TASK OBJECTIVE: Retype the complete listing exactly as it appears.

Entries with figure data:
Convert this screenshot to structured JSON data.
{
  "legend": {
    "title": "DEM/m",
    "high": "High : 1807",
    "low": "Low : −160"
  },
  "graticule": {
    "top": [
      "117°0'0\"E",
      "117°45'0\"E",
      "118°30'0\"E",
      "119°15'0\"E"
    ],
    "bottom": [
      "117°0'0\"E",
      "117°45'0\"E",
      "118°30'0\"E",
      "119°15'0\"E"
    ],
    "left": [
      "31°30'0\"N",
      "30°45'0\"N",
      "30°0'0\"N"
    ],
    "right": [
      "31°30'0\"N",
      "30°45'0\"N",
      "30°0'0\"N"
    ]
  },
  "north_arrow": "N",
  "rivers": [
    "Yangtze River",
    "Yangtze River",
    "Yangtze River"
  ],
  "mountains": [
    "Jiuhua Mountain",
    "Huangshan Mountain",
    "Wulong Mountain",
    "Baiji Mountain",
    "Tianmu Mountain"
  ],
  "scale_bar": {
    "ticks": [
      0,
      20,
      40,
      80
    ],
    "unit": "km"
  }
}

THE SOLUTION:
Convert this screenshot to structured JSON data.
{
  "legend": {
    "title": "DEM/m",
    "high": "High : 1807",
    "low": "Low : −160"
  },
  "graticule": {
    "top": [
      "117°0'0\"E",
      "117°45'0\"E",
      "118°30'0\"E",
      "119°15'0\"E"
    ],
    "bottom": [
      "117°0'0\"E",
      "117°45'0\"E",
      "118°30'0\"E",
      "119°15'0\"E"
    ],
    "left": [
      "31°30'0\"N",
      "30°45'0\"N",
      "30°0'0\"N"
    ],
    "right": [
      "31°30'0\"N",
      "30°45'0\"N",
      "30°0'0\"N"
    ]
  },
  "north_arrow": "N",
  "rivers": [
    "Yangtze River",
    "Yangtze River",
    "Yangtze River"
  ],
  "mountains": [
    "Jiuhua Mountain",
    "Huangshan Mountain",
    "Wulong Mountain",
    "Baiji Mountain",
    "Tianmu Mountain"
  ],
  "scale_bar": {
    "ticks": [
      0,
      20,
      40,
      80
    ],
    "unit": "km"
  }
}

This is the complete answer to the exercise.